#### [Provided passage]
The influence of environmental conditions on membranes can be successfully studied by using a basic and well‐defined model membrane system – Langmuir monolayers. The method takes advantage of the consideration that a biological membrane is composed of two weakly coupled monolayers. As the lipid monolayer is formed at an air/water interface, it is feasible to study interactions and properties of single lipids and lipid mixtures as well as monolayer/subphase interactions.[ 20 , 21 ] Due to its amphiphilic nature the lipids self‐assemble at the air/water interface and can be studied by highly sophisticated surface‐sensitive methods.[ 22 , 23 , 24 ] The first and simplest technique for identifying the basic phase states and the transitions between them is the recording of pressure‐area (π–A) isotherms.[ 23 , 25 , 26 ] After spreading the lipid solution onto an aqueous subphase, a monolayer is formed that can be compressed by one or two movable barriers to increase the packing density. Thereby, phase transitions can be triggered and recorded. At very large molecular areas, the monolayer is initially in a gaseous state. Depending on the chemical structure of the lipid, either the so‐called liquid‐expanded (LE) phase, characterized by chains in a disordered (gauche) state, or a liquid‐condensed (LC) phase is formed by compression. When the LE phase is formed first, a plateau region characterizes the first‐order phase transition to an LC phase during further compression. In the course of the plateau, the two phases coexist. The condensed phase is identified by a less compressible film and by chains that are in the ordered (all‐trans) state. Langmuir monolayers generally provide good stability, although the condensed state is a metastable one in most cases.[ 20 , 21 , 25 , 26 , 27 ] The structure of a condensed phase can be determined by grazing incidence X‐ray diffraction (GIXD).[ 23 , 28 , 29 , 30 , 31 ]
The present work addresses the investigation of the pH dependent properties of 1,1’,2,2’‐tetramyristoyl cardiolipin (TMCL) monolayers. For this purpose, the dissociation behavior of the TMCL head groups was probed by using subphases with different pH values in the range from 3 to 9. An increase of the pH leads to a higher charge density in the monolayers since the phospholipid head groups are protonated at low pH and deprotonated at high pH. Total reflection X‐ray fluorescence is the method of choice because it allows quantitative determination of the amount of counter‐ions and therefore the exact charge density of the monolayer.[ 32 , 33 , 34 , 35 ] When quantitatively analyzing TRXF data, it is important to avoid competition between different cations. [36] Therefore, the used subphases should contain only one type of cation. For the experiments, the recording of surface pressure versus molecular area isotherms was coupled with GIXD and TRXF. The multimodal measurements were performed at the PETRA III synchrotron facility, DESY (Hamburg, Germany), which allowed a more detailed study of TMCL at the air/water interface.

#### [Stored data entries]
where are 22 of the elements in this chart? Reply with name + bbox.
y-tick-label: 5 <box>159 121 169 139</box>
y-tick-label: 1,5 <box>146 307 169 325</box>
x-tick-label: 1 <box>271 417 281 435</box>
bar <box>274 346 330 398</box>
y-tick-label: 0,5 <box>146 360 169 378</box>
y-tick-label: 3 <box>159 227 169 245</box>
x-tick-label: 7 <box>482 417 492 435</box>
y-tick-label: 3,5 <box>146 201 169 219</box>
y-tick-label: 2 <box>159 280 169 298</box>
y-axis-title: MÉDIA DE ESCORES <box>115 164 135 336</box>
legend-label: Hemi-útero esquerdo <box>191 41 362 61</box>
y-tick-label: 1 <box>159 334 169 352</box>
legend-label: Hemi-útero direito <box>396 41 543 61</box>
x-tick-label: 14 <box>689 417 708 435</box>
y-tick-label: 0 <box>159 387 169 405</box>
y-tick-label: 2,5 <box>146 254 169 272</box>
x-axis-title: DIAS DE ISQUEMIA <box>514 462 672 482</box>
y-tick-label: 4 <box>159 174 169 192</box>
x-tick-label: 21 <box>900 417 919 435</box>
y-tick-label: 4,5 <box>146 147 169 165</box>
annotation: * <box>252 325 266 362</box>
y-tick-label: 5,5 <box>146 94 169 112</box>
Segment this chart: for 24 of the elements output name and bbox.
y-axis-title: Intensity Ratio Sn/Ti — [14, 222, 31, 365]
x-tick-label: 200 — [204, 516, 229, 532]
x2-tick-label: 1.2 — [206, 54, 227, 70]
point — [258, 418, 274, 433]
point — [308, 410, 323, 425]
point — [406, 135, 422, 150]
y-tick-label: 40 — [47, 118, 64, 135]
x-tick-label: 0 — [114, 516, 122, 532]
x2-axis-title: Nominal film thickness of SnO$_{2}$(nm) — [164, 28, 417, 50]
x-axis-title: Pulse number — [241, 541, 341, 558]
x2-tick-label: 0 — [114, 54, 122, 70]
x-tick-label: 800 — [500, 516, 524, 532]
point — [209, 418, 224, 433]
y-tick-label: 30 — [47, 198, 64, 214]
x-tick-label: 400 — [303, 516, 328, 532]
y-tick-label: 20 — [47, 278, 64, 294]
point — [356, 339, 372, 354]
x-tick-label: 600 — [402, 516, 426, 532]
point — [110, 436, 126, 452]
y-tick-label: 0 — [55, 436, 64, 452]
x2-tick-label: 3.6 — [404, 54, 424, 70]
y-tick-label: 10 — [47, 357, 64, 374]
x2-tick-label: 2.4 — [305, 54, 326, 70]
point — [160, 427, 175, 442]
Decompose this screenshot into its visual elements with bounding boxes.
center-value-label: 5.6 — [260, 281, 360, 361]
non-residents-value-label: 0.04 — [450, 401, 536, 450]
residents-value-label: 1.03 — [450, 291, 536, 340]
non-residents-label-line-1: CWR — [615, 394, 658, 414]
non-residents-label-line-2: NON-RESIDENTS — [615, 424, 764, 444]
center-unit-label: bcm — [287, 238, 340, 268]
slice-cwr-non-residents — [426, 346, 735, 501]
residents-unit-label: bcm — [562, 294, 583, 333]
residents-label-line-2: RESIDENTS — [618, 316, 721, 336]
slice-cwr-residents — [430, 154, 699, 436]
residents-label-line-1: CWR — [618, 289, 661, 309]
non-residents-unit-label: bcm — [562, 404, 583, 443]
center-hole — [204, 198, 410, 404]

#### [Exercise instructions]
Answer these questions about the Langmuir monolayer passage:
(a) What is the first and simplest technique for identifying the basic phase states and the transitions between them?
(b) What range of pH values did the subphases cover?
(c) Where were the multimodal measurements performed?
You don't need the data to answer.

#### [Task answer]
(a) Recording pressure‐area (π–A) isotherms.
(b) pH 3 to 9.
(c) At the PETRA III synchrotron facility, DESY (Hamburg, Germany).